--- Work to do ---
Where does the string "name" appear in the records? Copy every line that contains it.

▼

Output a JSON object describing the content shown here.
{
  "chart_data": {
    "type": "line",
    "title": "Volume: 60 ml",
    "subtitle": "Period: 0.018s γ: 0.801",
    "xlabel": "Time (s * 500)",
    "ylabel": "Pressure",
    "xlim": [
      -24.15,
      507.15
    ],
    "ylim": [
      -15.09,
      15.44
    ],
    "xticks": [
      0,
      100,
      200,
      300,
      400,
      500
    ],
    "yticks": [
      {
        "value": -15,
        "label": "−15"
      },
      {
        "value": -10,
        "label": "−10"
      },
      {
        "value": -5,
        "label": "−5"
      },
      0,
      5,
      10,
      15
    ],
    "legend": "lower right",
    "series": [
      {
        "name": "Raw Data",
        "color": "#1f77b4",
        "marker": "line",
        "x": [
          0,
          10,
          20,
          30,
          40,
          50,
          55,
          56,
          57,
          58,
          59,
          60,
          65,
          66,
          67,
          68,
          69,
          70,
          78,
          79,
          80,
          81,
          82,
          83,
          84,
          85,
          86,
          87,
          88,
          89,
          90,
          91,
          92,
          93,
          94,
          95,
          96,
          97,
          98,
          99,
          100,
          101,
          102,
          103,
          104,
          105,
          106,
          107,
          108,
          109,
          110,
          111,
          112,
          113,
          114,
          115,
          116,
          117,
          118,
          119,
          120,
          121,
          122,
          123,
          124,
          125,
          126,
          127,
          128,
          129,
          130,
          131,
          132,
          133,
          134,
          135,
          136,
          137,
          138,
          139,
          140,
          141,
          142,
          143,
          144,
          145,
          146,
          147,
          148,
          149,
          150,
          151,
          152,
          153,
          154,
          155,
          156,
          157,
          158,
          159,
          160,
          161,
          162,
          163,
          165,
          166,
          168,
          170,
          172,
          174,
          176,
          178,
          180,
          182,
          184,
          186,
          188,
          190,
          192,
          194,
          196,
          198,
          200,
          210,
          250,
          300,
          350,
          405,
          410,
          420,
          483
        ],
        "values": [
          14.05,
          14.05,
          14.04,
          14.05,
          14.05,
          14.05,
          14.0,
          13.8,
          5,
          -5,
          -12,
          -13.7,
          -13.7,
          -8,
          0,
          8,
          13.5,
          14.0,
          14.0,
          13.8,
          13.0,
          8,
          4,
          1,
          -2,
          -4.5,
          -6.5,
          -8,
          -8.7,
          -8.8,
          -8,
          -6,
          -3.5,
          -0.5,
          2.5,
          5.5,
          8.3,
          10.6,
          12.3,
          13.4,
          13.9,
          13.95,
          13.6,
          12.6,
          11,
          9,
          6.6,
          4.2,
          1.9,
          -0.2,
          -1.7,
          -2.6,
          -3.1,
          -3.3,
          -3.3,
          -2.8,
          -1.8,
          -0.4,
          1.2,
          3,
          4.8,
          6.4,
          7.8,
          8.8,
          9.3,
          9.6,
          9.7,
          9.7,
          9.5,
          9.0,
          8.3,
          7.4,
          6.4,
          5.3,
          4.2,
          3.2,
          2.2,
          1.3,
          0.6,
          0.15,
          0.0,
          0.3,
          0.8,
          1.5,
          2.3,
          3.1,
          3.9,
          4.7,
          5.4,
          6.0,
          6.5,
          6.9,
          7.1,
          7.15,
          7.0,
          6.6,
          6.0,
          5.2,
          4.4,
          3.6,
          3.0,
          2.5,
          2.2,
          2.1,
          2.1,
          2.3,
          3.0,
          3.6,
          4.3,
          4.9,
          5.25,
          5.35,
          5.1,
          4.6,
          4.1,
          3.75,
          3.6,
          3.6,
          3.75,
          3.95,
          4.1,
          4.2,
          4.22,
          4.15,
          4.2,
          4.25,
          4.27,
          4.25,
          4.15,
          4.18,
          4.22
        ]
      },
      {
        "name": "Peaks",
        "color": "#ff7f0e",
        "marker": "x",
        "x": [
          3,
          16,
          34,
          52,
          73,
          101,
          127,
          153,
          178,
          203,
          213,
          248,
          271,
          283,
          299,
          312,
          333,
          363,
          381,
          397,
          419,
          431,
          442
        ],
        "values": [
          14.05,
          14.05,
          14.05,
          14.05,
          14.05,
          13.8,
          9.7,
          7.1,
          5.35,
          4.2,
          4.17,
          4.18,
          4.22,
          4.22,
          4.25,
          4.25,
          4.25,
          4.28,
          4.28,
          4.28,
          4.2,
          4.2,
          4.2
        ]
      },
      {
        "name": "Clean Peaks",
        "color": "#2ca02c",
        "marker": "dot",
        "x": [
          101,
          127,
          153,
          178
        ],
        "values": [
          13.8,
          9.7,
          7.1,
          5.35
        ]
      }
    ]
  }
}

▲

--- Task answer ---
        "name": "Raw Data",
        "name": "Peaks",
        "name": "Clean Peaks",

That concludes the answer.